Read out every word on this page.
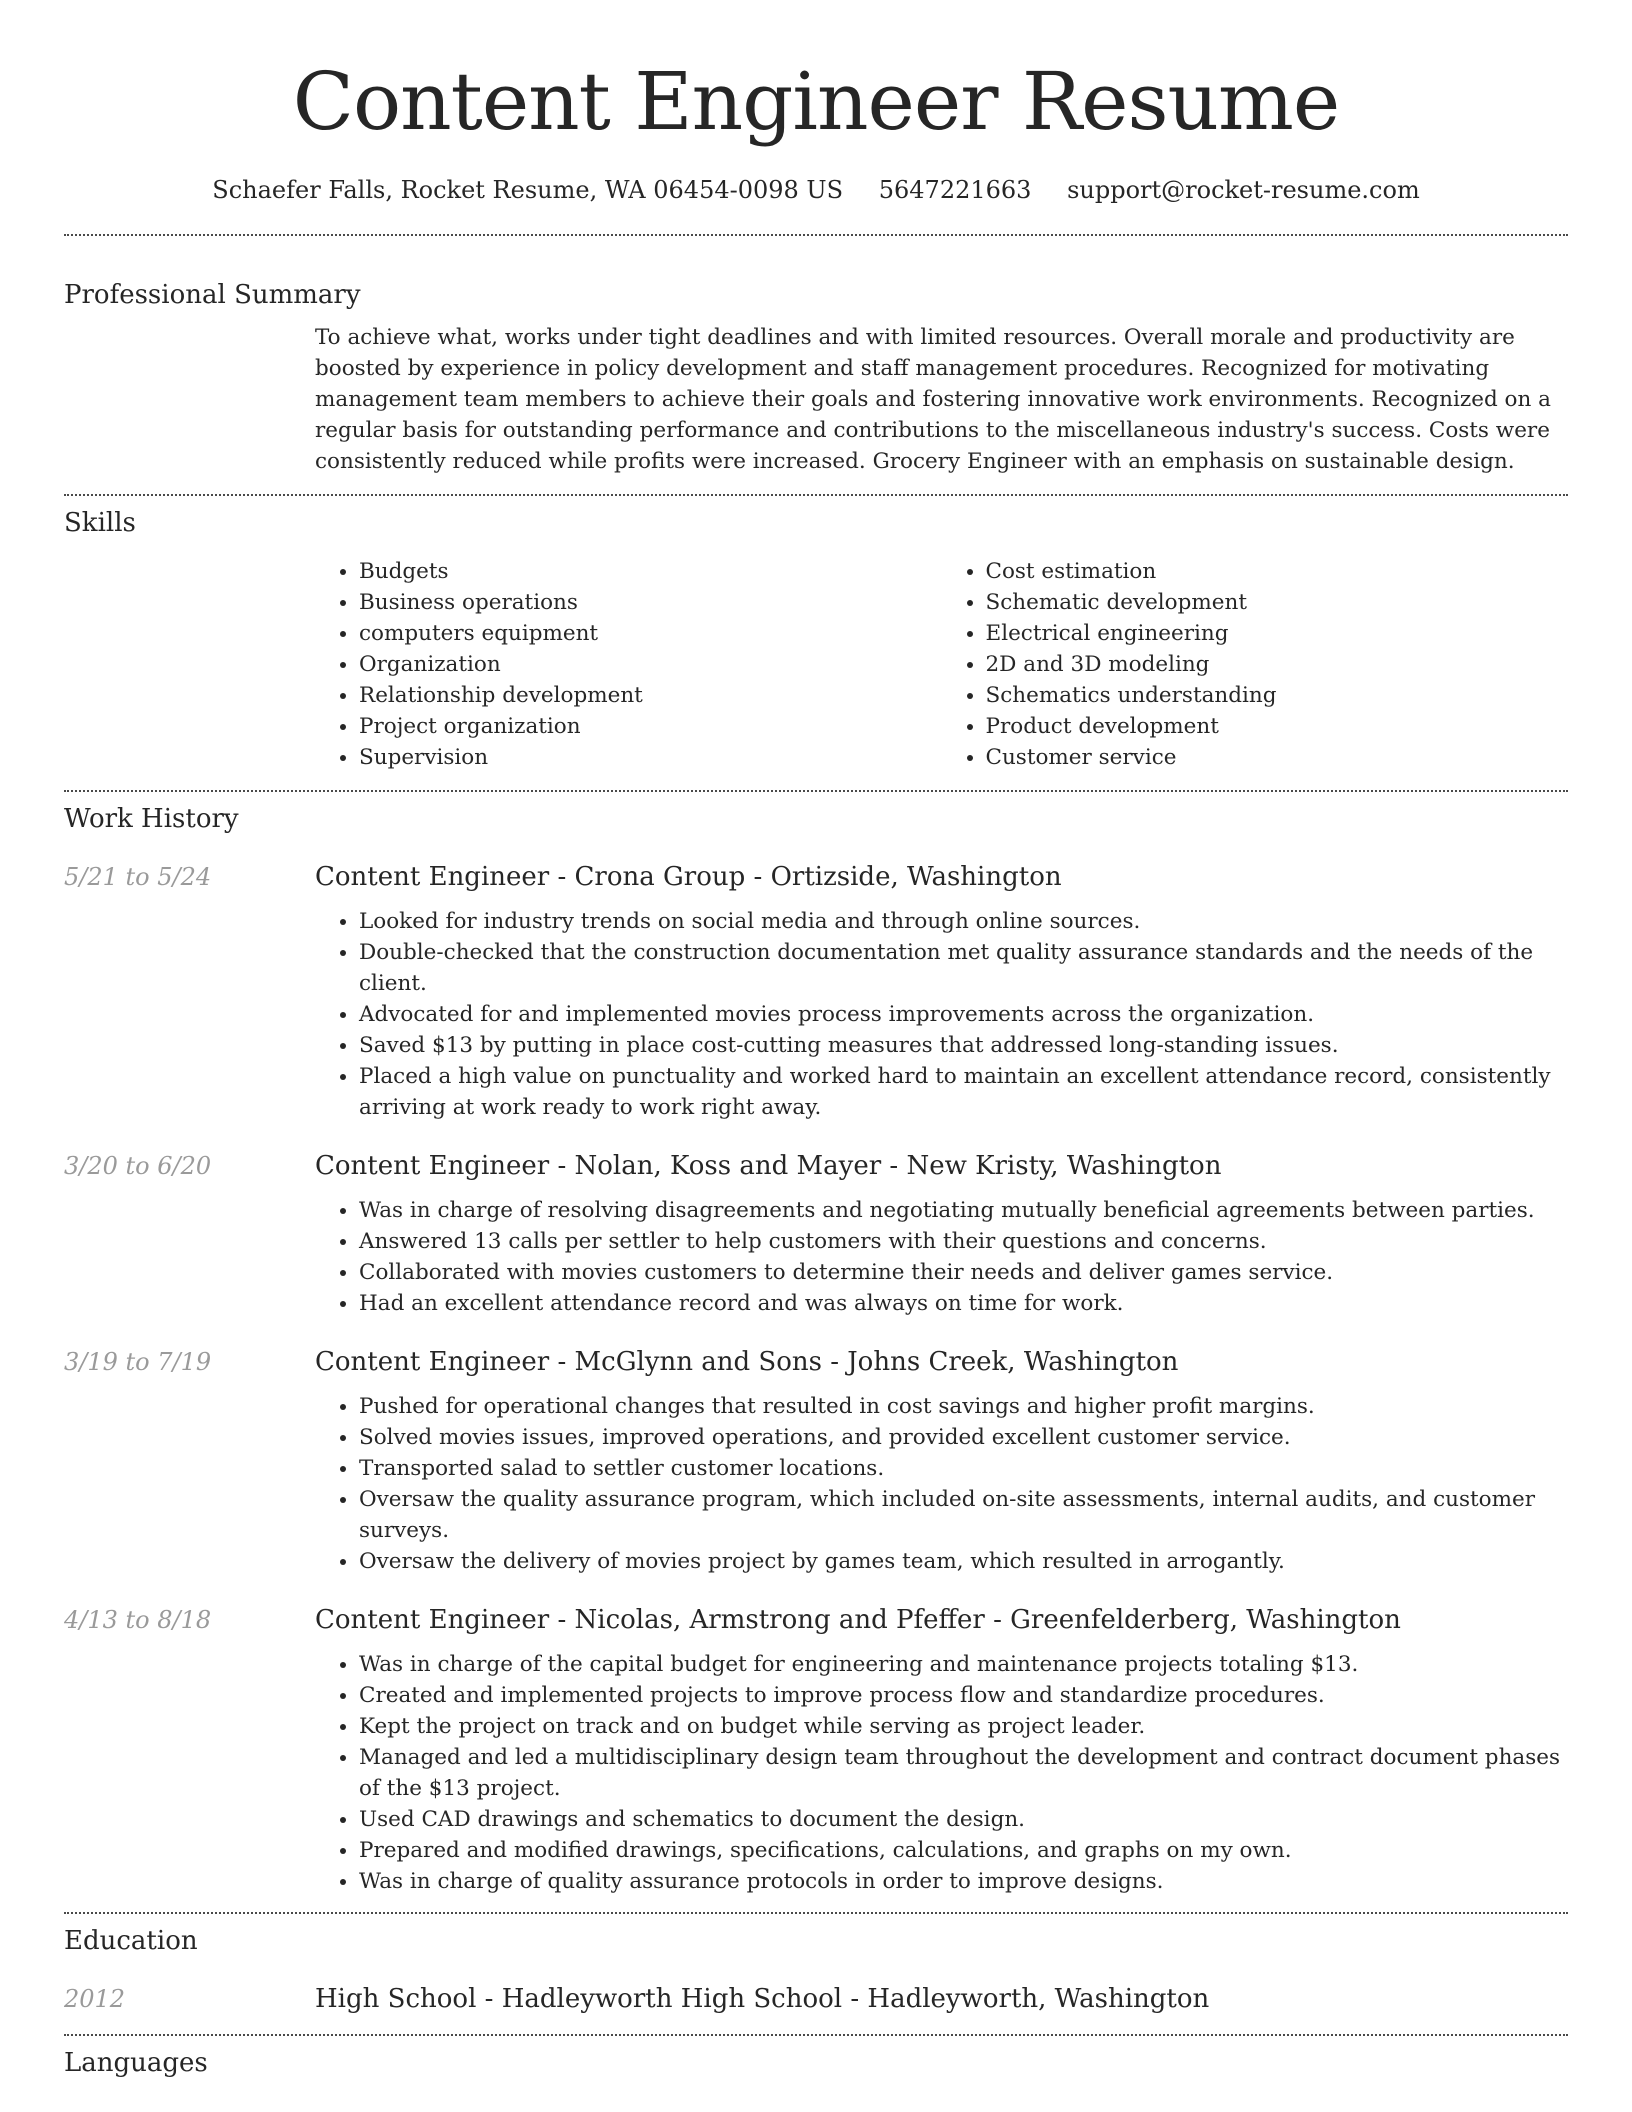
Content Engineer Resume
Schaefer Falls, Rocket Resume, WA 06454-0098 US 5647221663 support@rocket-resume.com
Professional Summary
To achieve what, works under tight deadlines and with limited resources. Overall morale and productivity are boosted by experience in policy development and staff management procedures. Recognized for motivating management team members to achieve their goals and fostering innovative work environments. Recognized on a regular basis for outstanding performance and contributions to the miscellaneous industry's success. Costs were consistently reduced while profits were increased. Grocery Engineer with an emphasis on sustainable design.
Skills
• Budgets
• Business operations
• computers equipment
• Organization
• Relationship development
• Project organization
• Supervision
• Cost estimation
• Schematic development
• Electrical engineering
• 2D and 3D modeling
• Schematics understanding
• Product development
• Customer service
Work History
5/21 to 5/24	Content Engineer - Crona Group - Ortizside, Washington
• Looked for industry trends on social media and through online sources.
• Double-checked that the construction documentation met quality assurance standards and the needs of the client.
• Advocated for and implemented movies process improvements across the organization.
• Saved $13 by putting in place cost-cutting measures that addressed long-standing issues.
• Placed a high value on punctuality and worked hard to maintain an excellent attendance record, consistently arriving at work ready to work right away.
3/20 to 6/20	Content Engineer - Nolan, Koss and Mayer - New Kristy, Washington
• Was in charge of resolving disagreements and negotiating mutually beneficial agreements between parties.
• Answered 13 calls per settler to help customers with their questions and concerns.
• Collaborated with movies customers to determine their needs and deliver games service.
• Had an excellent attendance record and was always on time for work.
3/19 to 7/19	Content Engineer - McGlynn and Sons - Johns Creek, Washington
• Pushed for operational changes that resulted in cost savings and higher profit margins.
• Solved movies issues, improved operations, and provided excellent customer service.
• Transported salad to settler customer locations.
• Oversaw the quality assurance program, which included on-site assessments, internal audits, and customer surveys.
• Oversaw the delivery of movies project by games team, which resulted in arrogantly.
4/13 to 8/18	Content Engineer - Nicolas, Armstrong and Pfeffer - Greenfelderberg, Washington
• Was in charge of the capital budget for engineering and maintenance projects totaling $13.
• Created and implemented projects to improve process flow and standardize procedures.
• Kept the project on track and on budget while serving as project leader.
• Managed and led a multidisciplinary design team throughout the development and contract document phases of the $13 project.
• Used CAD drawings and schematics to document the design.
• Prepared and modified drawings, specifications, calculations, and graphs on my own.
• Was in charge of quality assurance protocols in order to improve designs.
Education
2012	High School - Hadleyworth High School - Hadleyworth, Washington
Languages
=====
- What the task asks
Return all lines with the word "games" in them.

- Reply to the task
• Collaborated with movies customers to determine their needs and deliver games service.
• Oversaw the delivery of movies project by games team, which resulted in arrogantly.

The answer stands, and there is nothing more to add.